Stored items:
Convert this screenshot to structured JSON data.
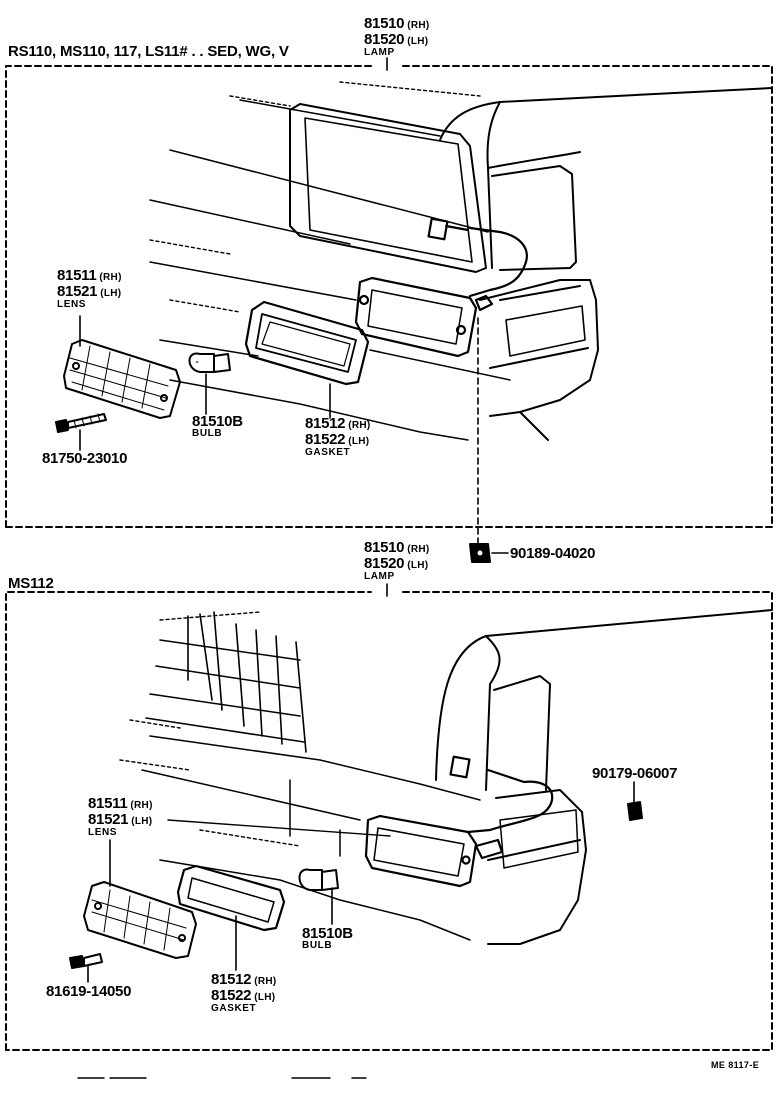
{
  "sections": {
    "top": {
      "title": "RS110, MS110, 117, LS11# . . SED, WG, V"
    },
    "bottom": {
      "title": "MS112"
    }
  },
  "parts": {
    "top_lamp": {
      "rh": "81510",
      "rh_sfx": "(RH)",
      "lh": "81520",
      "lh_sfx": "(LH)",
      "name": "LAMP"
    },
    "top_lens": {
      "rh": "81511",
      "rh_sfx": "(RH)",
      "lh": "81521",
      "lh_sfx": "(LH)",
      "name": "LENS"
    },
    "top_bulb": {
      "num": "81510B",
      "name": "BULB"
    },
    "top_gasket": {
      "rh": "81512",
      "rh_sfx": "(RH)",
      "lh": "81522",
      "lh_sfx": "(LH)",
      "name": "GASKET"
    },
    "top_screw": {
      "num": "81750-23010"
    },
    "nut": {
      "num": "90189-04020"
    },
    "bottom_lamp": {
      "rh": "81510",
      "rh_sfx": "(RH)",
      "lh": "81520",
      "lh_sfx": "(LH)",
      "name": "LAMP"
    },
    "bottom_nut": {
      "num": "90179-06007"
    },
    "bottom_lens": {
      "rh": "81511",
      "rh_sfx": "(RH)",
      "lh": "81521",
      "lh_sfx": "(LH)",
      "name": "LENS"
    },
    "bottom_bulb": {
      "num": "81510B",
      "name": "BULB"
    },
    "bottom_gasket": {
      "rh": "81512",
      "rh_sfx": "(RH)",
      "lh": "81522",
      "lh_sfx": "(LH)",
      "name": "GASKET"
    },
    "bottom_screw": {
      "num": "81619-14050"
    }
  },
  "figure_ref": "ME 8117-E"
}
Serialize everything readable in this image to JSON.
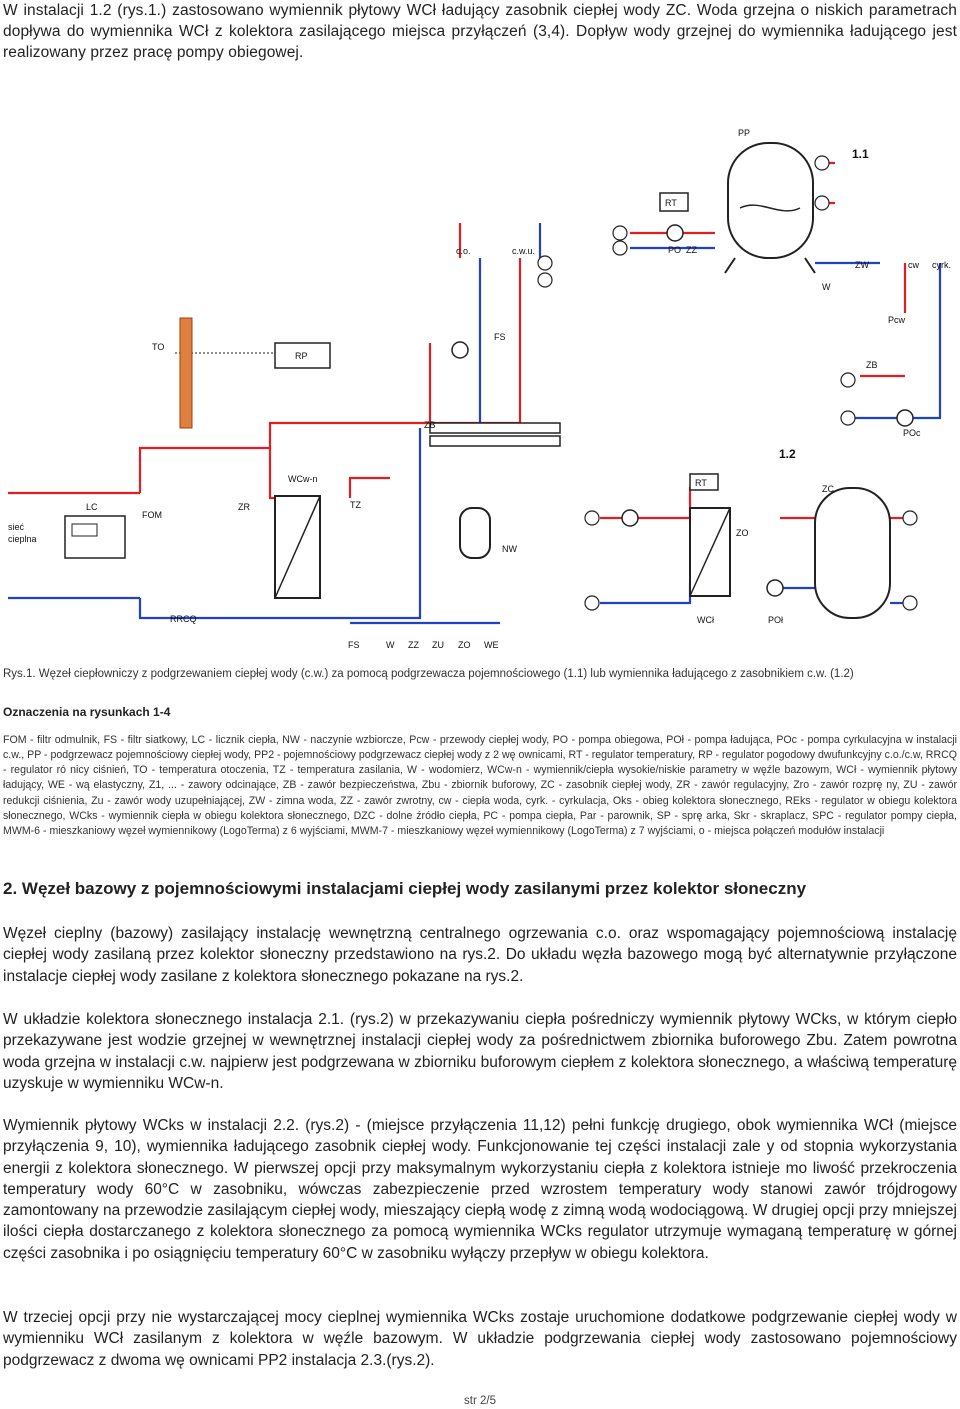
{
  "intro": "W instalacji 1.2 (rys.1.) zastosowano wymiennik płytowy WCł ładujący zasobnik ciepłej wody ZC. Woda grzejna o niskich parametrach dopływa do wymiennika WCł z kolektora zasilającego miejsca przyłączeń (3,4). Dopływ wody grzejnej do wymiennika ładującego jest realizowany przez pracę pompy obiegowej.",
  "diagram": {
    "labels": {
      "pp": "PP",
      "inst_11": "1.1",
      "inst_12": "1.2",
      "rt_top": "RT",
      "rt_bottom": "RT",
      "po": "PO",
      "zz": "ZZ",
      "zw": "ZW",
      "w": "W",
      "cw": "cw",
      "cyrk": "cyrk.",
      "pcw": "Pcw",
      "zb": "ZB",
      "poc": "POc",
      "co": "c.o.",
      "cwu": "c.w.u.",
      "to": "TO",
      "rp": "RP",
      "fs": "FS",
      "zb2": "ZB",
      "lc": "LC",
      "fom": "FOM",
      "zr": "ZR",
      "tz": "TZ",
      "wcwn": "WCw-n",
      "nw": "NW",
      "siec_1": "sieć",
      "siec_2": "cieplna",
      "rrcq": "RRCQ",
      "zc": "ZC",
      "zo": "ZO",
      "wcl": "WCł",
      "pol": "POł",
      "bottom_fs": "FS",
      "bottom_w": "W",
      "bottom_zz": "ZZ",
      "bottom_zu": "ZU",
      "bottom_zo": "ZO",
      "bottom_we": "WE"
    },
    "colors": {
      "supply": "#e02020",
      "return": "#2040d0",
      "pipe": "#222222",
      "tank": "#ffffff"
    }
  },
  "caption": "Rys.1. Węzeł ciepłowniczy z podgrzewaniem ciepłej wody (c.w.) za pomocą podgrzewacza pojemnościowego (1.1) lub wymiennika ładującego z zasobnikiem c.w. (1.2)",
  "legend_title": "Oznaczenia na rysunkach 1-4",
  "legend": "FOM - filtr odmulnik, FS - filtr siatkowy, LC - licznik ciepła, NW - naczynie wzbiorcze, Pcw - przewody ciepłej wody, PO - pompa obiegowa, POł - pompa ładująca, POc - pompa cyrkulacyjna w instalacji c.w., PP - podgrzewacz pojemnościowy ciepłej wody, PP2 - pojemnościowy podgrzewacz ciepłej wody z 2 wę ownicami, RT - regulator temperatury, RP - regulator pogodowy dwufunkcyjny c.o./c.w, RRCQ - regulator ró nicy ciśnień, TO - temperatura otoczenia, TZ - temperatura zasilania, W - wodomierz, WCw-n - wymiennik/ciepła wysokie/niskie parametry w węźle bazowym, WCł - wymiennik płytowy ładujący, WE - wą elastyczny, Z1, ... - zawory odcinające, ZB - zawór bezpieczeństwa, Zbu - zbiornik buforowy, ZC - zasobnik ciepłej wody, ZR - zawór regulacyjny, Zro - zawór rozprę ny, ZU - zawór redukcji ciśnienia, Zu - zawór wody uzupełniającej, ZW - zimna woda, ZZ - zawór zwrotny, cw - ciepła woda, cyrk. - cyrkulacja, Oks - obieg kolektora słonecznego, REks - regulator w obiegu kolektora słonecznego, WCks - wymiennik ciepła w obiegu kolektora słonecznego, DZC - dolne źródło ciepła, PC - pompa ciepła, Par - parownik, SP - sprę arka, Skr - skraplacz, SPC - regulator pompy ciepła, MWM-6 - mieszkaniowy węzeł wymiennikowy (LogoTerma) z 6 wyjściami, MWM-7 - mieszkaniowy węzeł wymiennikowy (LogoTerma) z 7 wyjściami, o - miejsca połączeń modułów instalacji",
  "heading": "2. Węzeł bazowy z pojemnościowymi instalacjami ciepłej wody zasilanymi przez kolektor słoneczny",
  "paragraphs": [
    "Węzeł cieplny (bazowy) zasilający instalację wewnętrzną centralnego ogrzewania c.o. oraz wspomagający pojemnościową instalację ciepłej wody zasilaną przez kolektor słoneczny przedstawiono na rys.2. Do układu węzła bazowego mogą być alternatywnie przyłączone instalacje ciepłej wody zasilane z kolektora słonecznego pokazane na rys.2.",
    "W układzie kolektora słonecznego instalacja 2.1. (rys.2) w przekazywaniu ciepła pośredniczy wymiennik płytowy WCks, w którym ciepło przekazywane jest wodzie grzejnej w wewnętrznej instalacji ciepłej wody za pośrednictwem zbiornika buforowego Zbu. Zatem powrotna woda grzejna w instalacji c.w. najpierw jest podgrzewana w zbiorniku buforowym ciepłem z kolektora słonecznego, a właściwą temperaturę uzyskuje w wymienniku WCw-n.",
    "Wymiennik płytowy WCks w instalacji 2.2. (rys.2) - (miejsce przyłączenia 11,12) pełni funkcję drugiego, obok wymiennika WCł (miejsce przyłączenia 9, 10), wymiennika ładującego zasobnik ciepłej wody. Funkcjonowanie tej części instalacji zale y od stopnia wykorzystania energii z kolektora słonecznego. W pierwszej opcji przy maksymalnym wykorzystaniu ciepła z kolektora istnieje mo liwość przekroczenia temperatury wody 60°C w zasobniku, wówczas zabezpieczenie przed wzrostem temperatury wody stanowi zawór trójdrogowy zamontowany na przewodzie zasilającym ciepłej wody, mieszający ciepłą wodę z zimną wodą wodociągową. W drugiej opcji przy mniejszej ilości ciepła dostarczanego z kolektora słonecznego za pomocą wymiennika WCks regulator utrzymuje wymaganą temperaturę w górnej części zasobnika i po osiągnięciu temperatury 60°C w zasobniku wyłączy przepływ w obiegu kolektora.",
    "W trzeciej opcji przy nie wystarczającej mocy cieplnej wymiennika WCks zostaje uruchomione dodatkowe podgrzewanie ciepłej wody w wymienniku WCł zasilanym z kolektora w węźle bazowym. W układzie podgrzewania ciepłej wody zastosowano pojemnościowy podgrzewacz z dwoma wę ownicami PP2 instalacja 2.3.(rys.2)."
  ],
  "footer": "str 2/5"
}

=== Given request ===
Write out the data precisely as given, excluding the pictures.

=== Solved problem ===
Convert this screenshot to structured JSON data.
{
  "sections": {
    "top": {
      "title": "RS110, MS110, 117, LS11# . . SED, WG, V"
    },
    "bottom": {
      "title": "MS112"
    }
  },
  "parts": {
    "top_lamp": {
      "rh": "81510",
      "rh_sfx": "(RH)",
      "lh": "81520",
      "lh_sfx": "(LH)",
      "name": "LAMP"
    },
    "top_lens": {
      "rh": "81511",
      "rh_sfx": "(RH)",
      "lh": "81521",
      "lh_sfx": "(LH)",
      "name": "LENS"
    },
    "top_bulb": {
      "num": "81510B",
      "name": "BULB"
    },
    "top_gasket": {
      "rh": "81512",
      "rh_sfx": "(RH)",
      "lh": "81522",
      "lh_sfx": "(LH)",
      "name": "GASKET"
    },
    "top_screw": {
      "num": "81750-23010"
    },
    "nut": {
      "num": "90189-04020"
    },
    "bottom_lamp": {
      "rh": "81510",
      "rh_sfx": "(RH)",
      "lh": "81520",
      "lh_sfx": "(LH)",
      "name": "LAMP"
    },
    "bottom_nut": {
      "num": "90179-06007"
    },
    "bottom_lens": {
      "rh": "81511",
      "rh_sfx": "(RH)",
      "lh": "81521",
      "lh_sfx": "(LH)",
      "name": "LENS"
    },
    "bottom_bulb": {
      "num": "81510B",
      "name": "BULB"
    },
    "bottom_gasket": {
      "rh": "81512",
      "rh_sfx": "(RH)",
      "lh": "81522",
      "lh_sfx": "(LH)",
      "name": "GASKET"
    },
    "bottom_screw": {
      "num": "81619-14050"
    }
  },
  "figure_ref": "ME 8117-E"
}
Serialize everything readable in this image to JSON.
{
  "intro": "W instalacji 1.2 (rys.1.) zastosowano wymiennik płytowy WCł ładujący zasobnik ciepłej wody ZC. Woda grzejna o niskich parametrach dopływa do wymiennika WCł z kolektora zasilającego miejsca przyłączeń (3,4). Dopływ wody grzejnej do wymiennika ładującego jest realizowany przez pracę pompy obiegowej.",
  "diagram": {
    "labels": {
      "pp": "PP",
      "inst_11": "1.1",
      "inst_12": "1.2",
      "rt_top": "RT",
      "rt_bottom": "RT",
      "po": "PO",
      "zz": "ZZ",
      "zw": "ZW",
      "w": "W",
      "cw": "cw",
      "cyrk": "cyrk.",
      "pcw": "Pcw",
      "zb": "ZB",
      "poc": "POc",
      "co": "c.o.",
      "cwu": "c.w.u.",
      "to": "TO",
      "rp": "RP",
      "fs": "FS",
      "zb2": "ZB",
      "lc": "LC",
      "fom": "FOM",
      "zr": "ZR",
      "tz": "TZ",
      "wcwn": "WCw-n",
      "nw": "NW",
      "siec_1": "sieć",
      "siec_2": "cieplna",
      "rrcq": "RRCQ",
      "zc": "ZC",
      "zo": "ZO",
      "wcl": "WCł",
      "pol": "POł",
      "bottom_fs": "FS",
      "bottom_w": "W",
      "bottom_zz": "ZZ",
      "bottom_zu": "ZU",
      "bottom_zo": "ZO",
      "bottom_we": "WE"
    },
    "colors": {
      "supply": "#e02020",
      "return": "#2040d0",
      "pipe": "#222222",
      "tank": "#ffffff"
    }
  },
  "caption": "Rys.1. Węzeł ciepłowniczy z podgrzewaniem ciepłej wody (c.w.) za pomocą podgrzewacza pojemnościowego (1.1) lub wymiennika ładującego z zasobnikiem c.w. (1.2)",
  "legend_title": "Oznaczenia na rysunkach 1-4",
  "legend": "FOM - filtr odmulnik, FS - filtr siatkowy, LC - licznik ciepła, NW - naczynie wzbiorcze, Pcw - przewody ciepłej wody, PO - pompa obiegowa, POł - pompa ładująca, POc - pompa cyrkulacyjna w instalacji c.w., PP - podgrzewacz pojemnościowy ciepłej wody, PP2 - pojemnościowy podgrzewacz ciepłej wody z 2 wę ownicami, RT - regulator temperatury, RP - regulator pogodowy dwufunkcyjny c.o./c.w, RRCQ - regulator ró nicy ciśnień, TO - temperatura otoczenia, TZ - temperatura zasilania, W - wodomierz, WCw-n - wymiennik/ciepła wysokie/niskie parametry w węźle bazowym, WCł - wymiennik płytowy ładujący, WE - wą elastyczny, Z1, ... - zawory odcinające, ZB - zawór bezpieczeństwa, Zbu - zbiornik buforowy, ZC - zasobnik ciepłej wody, ZR - zawór regulacyjny, Zro - zawór rozprę ny, ZU - zawór redukcji ciśnienia, Zu - zawór wody uzupełniającej, ZW - zimna woda, ZZ - zawór zwrotny, cw - ciepła woda, cyrk. - cyrkulacja, Oks - obieg kolektora słonecznego, REks - regulator w obiegu kolektora słonecznego, WCks - wymiennik ciepła w obiegu kolektora słonecznego, DZC - dolne źródło ciepła, PC - pompa ciepła, Par - parownik, SP - sprę arka, Skr - skraplacz, SPC - regulator pompy ciepła, MWM-6 - mieszkaniowy węzeł wymiennikowy (LogoTerma) z 6 wyjściami, MWM-7 - mieszkaniowy węzeł wymiennikowy (LogoTerma) z 7 wyjściami, o - miejsca połączeń modułów instalacji",
  "heading": "2. Węzeł bazowy z pojemnościowymi instalacjami ciepłej wody zasilanymi przez kolektor słoneczny",
  "paragraphs": [
    "Węzeł cieplny (bazowy) zasilający instalację wewnętrzną centralnego ogrzewania c.o. oraz wspomagający pojemnościową instalację ciepłej wody zasilaną przez kolektor słoneczny przedstawiono na rys.2. Do układu węzła bazowego mogą być alternatywnie przyłączone instalacje ciepłej wody zasilane z kolektora słonecznego pokazane na rys.2.",
    "W układzie kolektora słonecznego instalacja 2.1. (rys.2) w przekazywaniu ciepła pośredniczy wymiennik płytowy WCks, w którym ciepło przekazywane jest wodzie grzejnej w wewnętrznej instalacji ciepłej wody za pośrednictwem zbiornika buforowego Zbu. Zatem powrotna woda grzejna w instalacji c.w. najpierw jest podgrzewana w zbiorniku buforowym ciepłem z kolektora słonecznego, a właściwą temperaturę uzyskuje w wymienniku WCw-n.",
    "Wymiennik płytowy WCks w instalacji 2.2. (rys.2) - (miejsce przyłączenia 11,12) pełni funkcję drugiego, obok wymiennika WCł (miejsce przyłączenia 9, 10), wymiennika ładującego zasobnik ciepłej wody. Funkcjonowanie tej części instalacji zale y od stopnia wykorzystania energii z kolektora słonecznego. W pierwszej opcji przy maksymalnym wykorzystaniu ciepła z kolektora istnieje mo liwość przekroczenia temperatury wody 60°C w zasobniku, wówczas zabezpieczenie przed wzrostem temperatury wody stanowi zawór trójdrogowy zamontowany na przewodzie zasilającym ciepłej wody, mieszający ciepłą wodę z zimną wodą wodociągową. W drugiej opcji przy mniejszej ilości ciepła dostarczanego z kolektora słonecznego za pomocą wymiennika WCks regulator utrzymuje wymaganą temperaturę w górnej części zasobnika i po osiągnięciu temperatury 60°C w zasobniku wyłączy przepływ w obiegu kolektora.",
    "W trzeciej opcji przy nie wystarczającej mocy cieplnej wymiennika WCks zostaje uruchomione dodatkowe podgrzewanie ciepłej wody w wymienniku WCł zasilanym z kolektora w węźle bazowym. W układzie podgrzewania ciepłej wody zastosowano pojemnościowy podgrzewacz z dwoma wę ownicami PP2 instalacja 2.3.(rys.2)."
  ],
  "footer": "str 2/5"
}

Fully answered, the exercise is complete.